Work to do >> Extract each line of the data below exactly as written.

Provided data >>
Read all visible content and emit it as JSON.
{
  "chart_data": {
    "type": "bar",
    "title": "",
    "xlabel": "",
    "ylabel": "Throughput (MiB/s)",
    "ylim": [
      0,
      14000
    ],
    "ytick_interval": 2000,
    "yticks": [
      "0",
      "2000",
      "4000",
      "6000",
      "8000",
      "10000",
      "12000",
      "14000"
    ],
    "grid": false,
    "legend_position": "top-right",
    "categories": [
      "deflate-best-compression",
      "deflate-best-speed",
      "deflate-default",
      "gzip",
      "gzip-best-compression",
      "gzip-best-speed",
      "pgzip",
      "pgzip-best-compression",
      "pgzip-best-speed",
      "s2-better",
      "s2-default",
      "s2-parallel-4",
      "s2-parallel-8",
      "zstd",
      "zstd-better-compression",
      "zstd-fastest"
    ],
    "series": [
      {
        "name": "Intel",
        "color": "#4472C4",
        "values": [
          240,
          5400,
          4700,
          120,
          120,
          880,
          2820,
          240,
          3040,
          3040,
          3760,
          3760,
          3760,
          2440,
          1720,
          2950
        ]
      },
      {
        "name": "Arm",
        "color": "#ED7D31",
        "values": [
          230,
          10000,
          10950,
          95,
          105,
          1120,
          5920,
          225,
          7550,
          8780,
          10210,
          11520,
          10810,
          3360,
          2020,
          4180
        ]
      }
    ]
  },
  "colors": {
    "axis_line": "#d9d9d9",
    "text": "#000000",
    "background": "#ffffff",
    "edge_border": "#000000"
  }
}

Exercise answer >>
Read all visible content and emit it as JSON.
{
  "chart_data": {
    "type": "bar",
    "title": "",
    "xlabel": "",
    "ylabel": "Throughput (MiB/s)",
    "ylim": [
      0,
      14000
    ],
    "ytick_interval": 2000,
    "yticks": [
      "0",
      "2000",
      "4000",
      "6000",
      "8000",
      "10000",
      "12000",
      "14000"
    ],
    "grid": false,
    "legend_position": "top-right",
    "categories": [
      "deflate-best-compression",
      "deflate-best-speed",
      "deflate-default",
      "gzip",
      "gzip-best-compression",
      "gzip-best-speed",
      "pgzip",
      "pgzip-best-compression",
      "pgzip-best-speed",
      "s2-better",
      "s2-default",
      "s2-parallel-4",
      "s2-parallel-8",
      "zstd",
      "zstd-better-compression",
      "zstd-fastest"
    ],
    "series": [
      {
        "name": "Intel",
        "color": "#4472C4",
        "values": [
          240,
          5400,
          4700,
          120,
          120,
          880,
          2820,
          240,
          3040,
          3040,
          3760,
          3760,
          3760,
          2440,
          1720,
          2950
        ]
      },
      {
        "name": "Arm",
        "color": "#ED7D31",
        "values": [
          230,
          10000,
          10950,
          95,
          105,
          1120,
          5920,
          225,
          7550,
          8780,
          10210,
          11520,
          10810,
          3360,
          2020,
          4180
        ]
      }
    ]
  },
  "colors": {
    "axis_line": "#d9d9d9",
    "text": "#000000",
    "background": "#ffffff",
    "edge_border": "#000000"
  }
}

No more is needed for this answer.